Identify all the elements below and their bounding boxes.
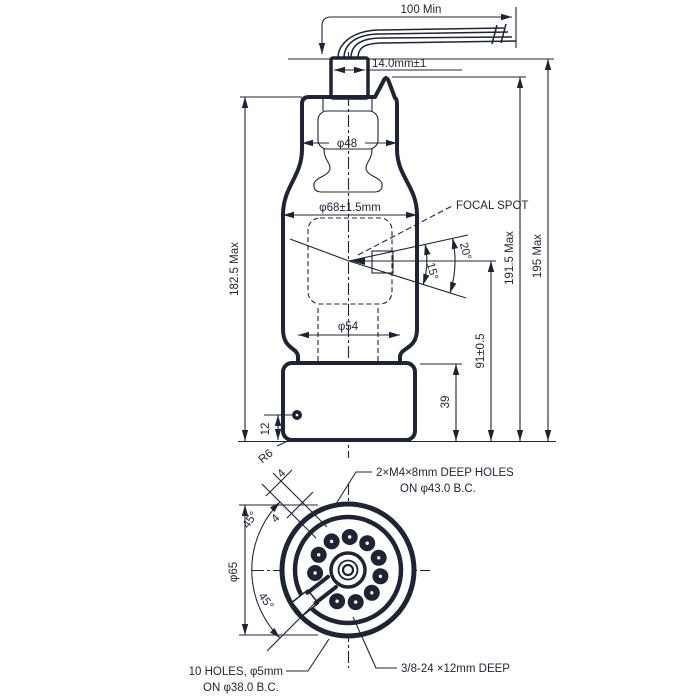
dim-focal-to-base: 91±0.5 xyxy=(475,333,487,368)
dim-tip-height: 191.5 Max xyxy=(504,231,516,285)
note-center-thread: 3/8-24 ×12mm DEEP xyxy=(401,663,510,675)
xray-beam-lower xyxy=(349,261,466,298)
dim-overall-height: 195 Max xyxy=(532,234,544,278)
dim-bulb-diameter: φ68±1.5mm xyxy=(319,202,381,214)
cathode-cap xyxy=(331,58,368,98)
leader-pin-holes xyxy=(286,639,329,671)
xray-tube-drawing: 100 Min 14.0mm±1 φ48 φ68±1.5mm 20° 15° F… xyxy=(0,0,700,700)
arc-beam-angle xyxy=(450,238,455,293)
base-hole-center xyxy=(296,414,299,417)
cable-leads xyxy=(338,24,516,58)
dim-lower-diameter: φ54 xyxy=(338,321,359,333)
technical-drawing: 100 Min 14.0mm±1 φ48 φ68±1.5mm 20° 15° F… xyxy=(0,0,700,700)
dim-beam-angle: 20° xyxy=(457,241,473,261)
pin-hole-center xyxy=(317,553,320,556)
note-pin-holes-line2: ON φ38.0 B.C. xyxy=(203,682,279,694)
pin-hole-center xyxy=(313,571,316,574)
pin-hole-center xyxy=(377,556,380,559)
note-m4-holes-line1: 2×M4×8mm DEEP HOLES xyxy=(376,467,514,479)
pin-hole-center xyxy=(366,542,369,545)
pin-hole-center xyxy=(379,575,382,578)
dim-flange-diameter: φ65 xyxy=(228,562,240,582)
dim-angle-upper: 45° xyxy=(241,510,261,531)
dim-hole-offset: 12 xyxy=(260,423,272,436)
xray-beam-upper xyxy=(349,235,468,261)
note-m4-holes-line2: ON φ43.0 B.C. xyxy=(400,483,476,495)
electron-beam-line xyxy=(290,239,349,261)
center-boss-ring xyxy=(331,553,365,587)
pin-hole-center xyxy=(370,591,373,594)
dim-corner-radius: R6 xyxy=(257,447,276,466)
dim-envelope-height: 182.5 Max xyxy=(229,242,241,296)
dim-angle-lower: 45° xyxy=(256,591,276,612)
pin-hole-center xyxy=(335,600,338,603)
dim-cable-length: 100 Min xyxy=(401,4,442,16)
pin-hole-center xyxy=(348,535,351,538)
dim-base-height: 39 xyxy=(440,396,452,409)
label-focal-spot: FOCAL SPOT xyxy=(456,200,528,212)
leader-corner-radius xyxy=(277,439,292,446)
note-pin-holes-line1: 10 HOLES, φ5mm xyxy=(189,666,283,678)
dim-key-width-b: 4 xyxy=(269,512,282,525)
base-housing xyxy=(283,363,415,440)
dim-cap-width: 14.0mm±1 xyxy=(372,58,426,70)
dim-key-width-a: 4 xyxy=(275,467,288,480)
pin-hole-center xyxy=(330,540,333,543)
dim-target-angle: 15° xyxy=(424,261,440,281)
dim-neck-diameter: φ48 xyxy=(337,138,357,150)
pin-hole-center xyxy=(354,600,357,603)
dim-line-cable-length xyxy=(322,17,512,54)
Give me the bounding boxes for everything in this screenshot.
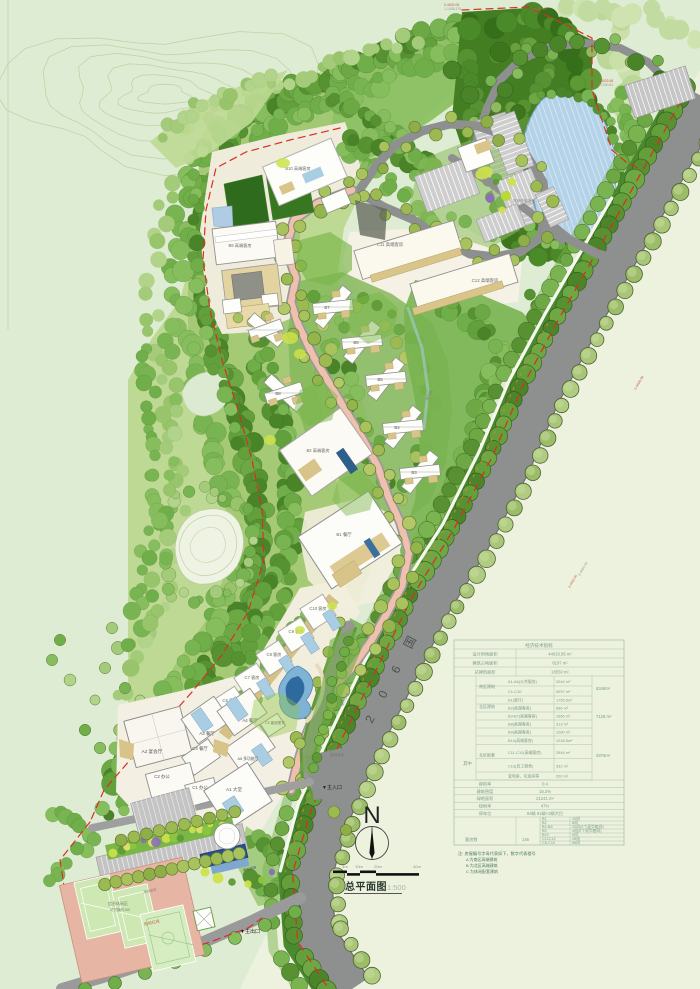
※
*Directions*
Please reproduce all of the material above with every "pin-hole-center" swapped for "hole-marker", changing nothing else, and leave out the pictures.

*Correct answer*
Identify all the elements below and their bounding boxes.
dim-focal-to-base: 91±0.5 xyxy=(475,333,487,368)
dim-tip-height: 191.5 Max xyxy=(504,231,516,285)
note-center-thread: 3/8-24 ×12mm DEEP xyxy=(401,663,510,675)
xray-beam-lower xyxy=(349,261,466,298)
dim-overall-height: 195 Max xyxy=(532,234,544,278)
dim-bulb-diameter: φ68±1.5mm xyxy=(319,202,381,214)
cathode-cap xyxy=(331,58,368,98)
leader-pin-holes xyxy=(286,639,329,671)
xray-tube-drawing: 100 Min 14.0mm±1 φ48 φ68±1.5mm 20° 15° F… xyxy=(0,0,700,700)
arc-beam-angle xyxy=(450,238,455,293)
base-hole-center xyxy=(296,414,299,417)
cable-leads xyxy=(338,24,516,58)
dim-lower-diameter: φ54 xyxy=(338,321,359,333)
technical-drawing: 100 Min 14.0mm±1 φ48 φ68±1.5mm 20° 15° F… xyxy=(0,0,700,700)
dim-beam-angle: 20° xyxy=(457,241,473,261)
hole-marker xyxy=(317,553,320,556)
note-pin-holes-line2: ON φ38.0 B.C. xyxy=(203,682,279,694)
hole-marker xyxy=(313,571,316,574)
hole-marker xyxy=(377,556,380,559)
note-m4-holes-line1: 2×M4×8mm DEEP HOLES xyxy=(376,467,514,479)
hole-marker xyxy=(366,542,369,545)
hole-marker xyxy=(379,575,382,578)
dim-flange-diameter: φ65 xyxy=(228,562,240,582)
dim-angle-upper: 45° xyxy=(241,510,261,531)
dim-hole-offset: 12 xyxy=(260,423,272,436)
xray-beam-upper xyxy=(349,235,468,261)
note-m4-holes-line2: ON φ43.0 B.C. xyxy=(400,483,476,495)
electron-beam-line xyxy=(290,239,349,261)
center-boss-ring xyxy=(331,553,365,587)
hole-marker xyxy=(370,591,373,594)
dim-corner-radius: R6 xyxy=(257,447,276,466)
dim-envelope-height: 182.5 Max xyxy=(229,242,241,296)
dim-angle-lower: 45° xyxy=(256,591,276,612)
hole-marker xyxy=(335,600,338,603)
dim-cable-length: 100 Min xyxy=(401,4,442,16)
hole-marker xyxy=(348,535,351,538)
dim-base-height: 39 xyxy=(440,396,452,409)
label-focal-spot: FOCAL SPOT xyxy=(456,200,528,212)
leader-corner-radius xyxy=(277,439,292,446)
note-pin-holes-line1: 10 HOLES, φ5mm xyxy=(189,666,283,678)
dim-key-width-b: 4 xyxy=(269,512,282,525)
base-housing xyxy=(283,363,415,440)
dim-cap-width: 14.0mm±1 xyxy=(372,58,426,70)
dim-key-width-a: 4 xyxy=(275,467,288,480)
hole-marker xyxy=(330,540,333,543)
dim-target-angle: 15° xyxy=(424,261,440,281)
dim-neck-diameter: φ48 xyxy=(337,138,357,150)
hole-marker xyxy=(354,600,357,603)
dim-line-cable-length xyxy=(322,17,512,54)
Give me the bounding boxes for everything in this screenshot.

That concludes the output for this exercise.